Extracted data entries
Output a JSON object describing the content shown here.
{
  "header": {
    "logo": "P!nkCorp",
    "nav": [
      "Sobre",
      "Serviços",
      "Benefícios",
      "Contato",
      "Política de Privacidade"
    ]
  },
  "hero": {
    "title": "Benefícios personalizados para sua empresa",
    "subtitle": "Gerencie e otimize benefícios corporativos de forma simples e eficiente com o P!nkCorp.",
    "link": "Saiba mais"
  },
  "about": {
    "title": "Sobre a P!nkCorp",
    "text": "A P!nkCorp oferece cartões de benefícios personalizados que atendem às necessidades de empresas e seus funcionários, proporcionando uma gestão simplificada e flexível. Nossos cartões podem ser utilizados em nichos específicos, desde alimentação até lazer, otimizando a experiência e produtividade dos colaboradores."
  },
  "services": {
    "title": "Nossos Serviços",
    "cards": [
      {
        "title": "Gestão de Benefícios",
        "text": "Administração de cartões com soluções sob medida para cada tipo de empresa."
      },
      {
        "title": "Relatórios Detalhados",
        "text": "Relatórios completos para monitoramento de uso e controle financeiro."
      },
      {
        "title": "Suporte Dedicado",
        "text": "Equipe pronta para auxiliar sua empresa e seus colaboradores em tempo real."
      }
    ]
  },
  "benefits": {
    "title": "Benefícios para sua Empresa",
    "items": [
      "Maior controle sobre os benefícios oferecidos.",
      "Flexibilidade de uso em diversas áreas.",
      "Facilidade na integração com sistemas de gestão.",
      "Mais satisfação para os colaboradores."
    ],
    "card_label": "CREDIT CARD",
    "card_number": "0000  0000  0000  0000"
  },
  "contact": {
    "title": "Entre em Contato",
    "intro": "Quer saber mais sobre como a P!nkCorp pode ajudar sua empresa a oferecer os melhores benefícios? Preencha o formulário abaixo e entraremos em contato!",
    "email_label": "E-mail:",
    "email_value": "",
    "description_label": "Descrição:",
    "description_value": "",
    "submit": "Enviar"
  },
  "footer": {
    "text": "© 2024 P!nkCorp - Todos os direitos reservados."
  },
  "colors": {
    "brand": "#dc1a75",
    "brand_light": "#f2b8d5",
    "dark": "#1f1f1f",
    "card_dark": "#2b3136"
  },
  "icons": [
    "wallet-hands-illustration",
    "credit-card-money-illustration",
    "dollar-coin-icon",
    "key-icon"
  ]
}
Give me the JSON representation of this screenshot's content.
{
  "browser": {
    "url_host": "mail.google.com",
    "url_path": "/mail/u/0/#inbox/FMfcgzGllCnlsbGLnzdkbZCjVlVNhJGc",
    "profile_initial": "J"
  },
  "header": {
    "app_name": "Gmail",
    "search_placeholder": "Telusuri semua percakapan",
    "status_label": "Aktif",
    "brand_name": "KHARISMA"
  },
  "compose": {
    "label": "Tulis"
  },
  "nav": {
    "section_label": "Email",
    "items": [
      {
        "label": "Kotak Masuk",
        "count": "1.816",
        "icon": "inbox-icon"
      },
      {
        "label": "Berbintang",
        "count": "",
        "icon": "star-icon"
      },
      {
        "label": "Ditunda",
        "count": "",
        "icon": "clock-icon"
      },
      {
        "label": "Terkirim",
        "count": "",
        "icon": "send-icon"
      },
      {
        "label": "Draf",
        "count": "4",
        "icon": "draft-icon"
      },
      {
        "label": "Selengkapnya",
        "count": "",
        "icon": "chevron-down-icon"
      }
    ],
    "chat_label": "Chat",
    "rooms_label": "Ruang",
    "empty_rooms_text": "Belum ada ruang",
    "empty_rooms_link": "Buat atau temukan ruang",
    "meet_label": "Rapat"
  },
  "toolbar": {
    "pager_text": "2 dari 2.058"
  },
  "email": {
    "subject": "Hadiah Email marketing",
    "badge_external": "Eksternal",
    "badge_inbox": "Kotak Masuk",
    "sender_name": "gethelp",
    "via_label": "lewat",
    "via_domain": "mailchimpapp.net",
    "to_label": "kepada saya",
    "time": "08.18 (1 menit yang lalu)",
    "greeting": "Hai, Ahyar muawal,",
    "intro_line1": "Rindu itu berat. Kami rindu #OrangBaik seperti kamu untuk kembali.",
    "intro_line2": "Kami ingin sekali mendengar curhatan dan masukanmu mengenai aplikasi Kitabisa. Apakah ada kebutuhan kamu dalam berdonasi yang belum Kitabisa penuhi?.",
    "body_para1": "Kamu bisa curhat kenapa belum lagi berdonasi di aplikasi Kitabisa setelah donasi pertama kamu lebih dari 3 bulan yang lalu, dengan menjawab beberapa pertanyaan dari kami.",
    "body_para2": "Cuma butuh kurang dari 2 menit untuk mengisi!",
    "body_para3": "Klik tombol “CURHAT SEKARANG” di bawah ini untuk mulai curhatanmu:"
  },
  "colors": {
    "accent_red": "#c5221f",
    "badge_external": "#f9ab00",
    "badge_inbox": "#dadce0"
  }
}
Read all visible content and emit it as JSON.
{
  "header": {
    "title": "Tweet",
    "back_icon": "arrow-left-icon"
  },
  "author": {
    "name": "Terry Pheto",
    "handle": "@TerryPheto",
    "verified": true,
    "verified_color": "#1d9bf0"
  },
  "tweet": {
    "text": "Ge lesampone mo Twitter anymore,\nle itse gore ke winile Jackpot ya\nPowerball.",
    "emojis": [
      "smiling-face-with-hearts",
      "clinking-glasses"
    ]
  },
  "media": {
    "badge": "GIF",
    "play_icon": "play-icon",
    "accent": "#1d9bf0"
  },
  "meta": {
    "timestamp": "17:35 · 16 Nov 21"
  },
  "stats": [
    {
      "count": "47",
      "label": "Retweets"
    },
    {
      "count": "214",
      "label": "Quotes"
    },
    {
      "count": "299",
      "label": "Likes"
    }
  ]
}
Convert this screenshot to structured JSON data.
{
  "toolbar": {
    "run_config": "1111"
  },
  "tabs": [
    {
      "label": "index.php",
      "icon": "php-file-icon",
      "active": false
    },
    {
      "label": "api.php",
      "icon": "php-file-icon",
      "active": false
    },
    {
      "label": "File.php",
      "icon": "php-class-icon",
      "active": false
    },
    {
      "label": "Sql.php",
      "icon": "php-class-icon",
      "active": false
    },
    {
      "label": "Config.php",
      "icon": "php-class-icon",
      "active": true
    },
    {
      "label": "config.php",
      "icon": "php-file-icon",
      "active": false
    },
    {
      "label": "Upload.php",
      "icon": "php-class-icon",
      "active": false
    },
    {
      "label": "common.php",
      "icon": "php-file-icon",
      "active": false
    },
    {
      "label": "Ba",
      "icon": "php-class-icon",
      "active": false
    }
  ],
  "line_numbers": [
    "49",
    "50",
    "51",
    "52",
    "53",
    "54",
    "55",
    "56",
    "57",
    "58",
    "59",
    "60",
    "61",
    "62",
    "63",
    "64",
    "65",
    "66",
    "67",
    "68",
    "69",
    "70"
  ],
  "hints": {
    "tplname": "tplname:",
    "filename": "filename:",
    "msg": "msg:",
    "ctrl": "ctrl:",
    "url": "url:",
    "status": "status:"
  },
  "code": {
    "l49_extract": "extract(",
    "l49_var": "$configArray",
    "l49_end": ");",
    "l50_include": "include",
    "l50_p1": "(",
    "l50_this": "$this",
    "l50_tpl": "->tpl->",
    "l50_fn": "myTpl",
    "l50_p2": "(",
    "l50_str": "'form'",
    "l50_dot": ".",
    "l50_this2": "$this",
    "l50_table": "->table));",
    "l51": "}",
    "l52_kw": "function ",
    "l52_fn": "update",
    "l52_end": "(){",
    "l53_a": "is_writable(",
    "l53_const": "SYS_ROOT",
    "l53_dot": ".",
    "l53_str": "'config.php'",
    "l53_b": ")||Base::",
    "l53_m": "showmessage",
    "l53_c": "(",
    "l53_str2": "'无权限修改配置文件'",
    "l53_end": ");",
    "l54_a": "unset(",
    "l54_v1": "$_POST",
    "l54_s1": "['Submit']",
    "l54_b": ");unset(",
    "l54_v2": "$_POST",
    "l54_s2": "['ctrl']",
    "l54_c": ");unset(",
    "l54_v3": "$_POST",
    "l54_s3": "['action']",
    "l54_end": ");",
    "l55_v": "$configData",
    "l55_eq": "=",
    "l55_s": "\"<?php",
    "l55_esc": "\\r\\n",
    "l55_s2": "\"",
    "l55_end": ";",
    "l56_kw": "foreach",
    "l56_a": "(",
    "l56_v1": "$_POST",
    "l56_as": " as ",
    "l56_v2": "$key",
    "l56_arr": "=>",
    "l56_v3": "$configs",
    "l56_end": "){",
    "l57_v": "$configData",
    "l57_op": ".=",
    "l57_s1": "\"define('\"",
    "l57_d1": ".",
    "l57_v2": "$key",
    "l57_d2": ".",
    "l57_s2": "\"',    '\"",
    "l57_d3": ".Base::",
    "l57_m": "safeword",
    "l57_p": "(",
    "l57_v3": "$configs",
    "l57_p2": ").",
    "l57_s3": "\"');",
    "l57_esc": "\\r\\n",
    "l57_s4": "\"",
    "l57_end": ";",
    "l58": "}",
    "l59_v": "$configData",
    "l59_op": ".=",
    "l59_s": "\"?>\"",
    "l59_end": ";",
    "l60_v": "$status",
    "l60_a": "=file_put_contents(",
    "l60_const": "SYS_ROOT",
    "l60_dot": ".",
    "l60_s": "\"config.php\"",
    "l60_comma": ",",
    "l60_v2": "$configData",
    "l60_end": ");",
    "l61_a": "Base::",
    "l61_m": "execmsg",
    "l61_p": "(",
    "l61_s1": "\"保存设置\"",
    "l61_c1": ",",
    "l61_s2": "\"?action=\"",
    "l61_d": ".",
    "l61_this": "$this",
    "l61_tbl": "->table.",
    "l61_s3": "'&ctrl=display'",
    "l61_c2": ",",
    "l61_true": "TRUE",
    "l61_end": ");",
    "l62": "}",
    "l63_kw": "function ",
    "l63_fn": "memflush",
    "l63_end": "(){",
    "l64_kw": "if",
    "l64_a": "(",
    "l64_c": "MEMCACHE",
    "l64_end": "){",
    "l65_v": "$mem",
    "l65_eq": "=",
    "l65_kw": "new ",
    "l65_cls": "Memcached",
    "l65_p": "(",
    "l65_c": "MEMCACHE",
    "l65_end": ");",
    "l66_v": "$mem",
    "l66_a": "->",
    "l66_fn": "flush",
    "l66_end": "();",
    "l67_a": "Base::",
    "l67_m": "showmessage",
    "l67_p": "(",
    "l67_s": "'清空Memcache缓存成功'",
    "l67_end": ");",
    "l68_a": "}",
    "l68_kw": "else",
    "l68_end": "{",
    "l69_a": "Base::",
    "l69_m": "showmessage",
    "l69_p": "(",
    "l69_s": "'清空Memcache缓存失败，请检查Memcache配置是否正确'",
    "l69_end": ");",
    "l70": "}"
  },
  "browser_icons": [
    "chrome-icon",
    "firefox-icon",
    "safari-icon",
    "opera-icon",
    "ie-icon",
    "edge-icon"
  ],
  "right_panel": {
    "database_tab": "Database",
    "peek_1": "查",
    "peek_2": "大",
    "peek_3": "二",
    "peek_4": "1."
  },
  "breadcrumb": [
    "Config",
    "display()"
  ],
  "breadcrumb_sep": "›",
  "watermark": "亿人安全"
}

JOB: Going through the records above, state how many lines carry "JSON", with no other text.

COMPLETED EXERCISE: 4